Copy all of the material below exactly.

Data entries
■ ■ ■ ■ ■ ■ ■
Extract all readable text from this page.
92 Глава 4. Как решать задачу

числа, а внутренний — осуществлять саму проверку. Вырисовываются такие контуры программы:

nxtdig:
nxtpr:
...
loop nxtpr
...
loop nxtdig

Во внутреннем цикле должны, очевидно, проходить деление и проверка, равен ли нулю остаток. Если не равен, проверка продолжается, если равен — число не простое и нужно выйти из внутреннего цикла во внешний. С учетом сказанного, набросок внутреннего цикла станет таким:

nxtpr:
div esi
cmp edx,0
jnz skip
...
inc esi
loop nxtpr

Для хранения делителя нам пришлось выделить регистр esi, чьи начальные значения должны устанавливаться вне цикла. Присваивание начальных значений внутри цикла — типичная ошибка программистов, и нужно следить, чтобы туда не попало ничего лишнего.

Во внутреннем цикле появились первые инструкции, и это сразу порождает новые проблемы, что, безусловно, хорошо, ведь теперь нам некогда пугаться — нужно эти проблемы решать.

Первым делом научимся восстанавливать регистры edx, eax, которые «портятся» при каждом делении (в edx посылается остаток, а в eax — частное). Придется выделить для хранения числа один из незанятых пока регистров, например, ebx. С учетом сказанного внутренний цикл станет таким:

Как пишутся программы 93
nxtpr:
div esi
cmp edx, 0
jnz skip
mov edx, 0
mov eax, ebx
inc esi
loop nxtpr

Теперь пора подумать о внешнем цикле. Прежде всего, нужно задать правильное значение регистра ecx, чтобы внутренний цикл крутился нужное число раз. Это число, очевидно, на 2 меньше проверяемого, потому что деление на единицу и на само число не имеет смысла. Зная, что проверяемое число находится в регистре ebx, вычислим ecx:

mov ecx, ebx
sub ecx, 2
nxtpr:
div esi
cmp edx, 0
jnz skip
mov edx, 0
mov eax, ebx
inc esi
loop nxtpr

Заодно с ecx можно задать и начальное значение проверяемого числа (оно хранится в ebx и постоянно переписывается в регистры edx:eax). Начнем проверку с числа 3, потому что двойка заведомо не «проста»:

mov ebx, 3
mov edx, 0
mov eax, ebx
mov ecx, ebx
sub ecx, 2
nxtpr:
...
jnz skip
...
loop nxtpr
■ ■ ■ ■ ■ ■ ■
WRITTEN SOLUTION
Extract all readable text from this page.
92 Глава 4. Как решать задачу

числа, а внутренний — осуществлять саму проверку. Вырисовываются такие контуры программы:

nxtdig:
nxtpr:
...
loop nxtpr
...
loop nxtdig

Во внутреннем цикле должны, очевидно, проходить деление и проверка, равен ли нулю остаток. Если не равен, проверка продолжается, если равен — число не простое и нужно выйти из внутреннего цикла во внешний. С учетом сказанного, набросок внутреннего цикла станет таким:

nxtpr:
div esi
cmp edx,0
jnz skip
...
inc esi
loop nxtpr

Для хранения делителя нам пришлось выделить регистр esi, чьи начальные значения должны устанавливаться вне цикла. Присваивание начальных значений внутри цикла — типичная ошибка программистов, и нужно следить, чтобы туда не попало ничего лишнего.

Во внутреннем цикле появились первые инструкции, и это сразу порождает новые проблемы, что, безусловно, хорошо, ведь теперь нам некогда пугаться — нужно эти проблемы решать.

Первым делом научимся восстанавливать регистры edx, eax, которые «портятся» при каждом делении (в edx посылается остаток, а в eax — частное). Придется выделить для хранения числа один из незанятых пока регистров, например, ebx. С учетом сказанного внутренний цикл станет таким:

Как пишутся программы 93
nxtpr:
div esi
cmp edx, 0
jnz skip
mov edx, 0
mov eax, ebx
inc esi
loop nxtpr

Теперь пора подумать о внешнем цикле. Прежде всего, нужно задать правильное значение регистра ecx, чтобы внутренний цикл крутился нужное число раз. Это число, очевидно, на 2 меньше проверяемого, потому что деление на единицу и на само число не имеет смысла. Зная, что проверяемое число находится в регистре ebx, вычислим ecx:

mov ecx, ebx
sub ecx, 2
nxtpr:
div esi
cmp edx, 0
jnz skip
mov edx, 0
mov eax, ebx
inc esi
loop nxtpr

Заодно с ecx можно задать и начальное значение проверяемого числа (оно хранится в ebx и постоянно переписывается в регистры edx:eax). Начнем проверку с числа 3, потому что двойка заведомо не «проста»:

mov ebx, 3
mov edx, 0
mov eax, ebx
mov ecx, ebx
sub ecx, 2
nxtpr:
...
jnz skip
...
loop nxtpr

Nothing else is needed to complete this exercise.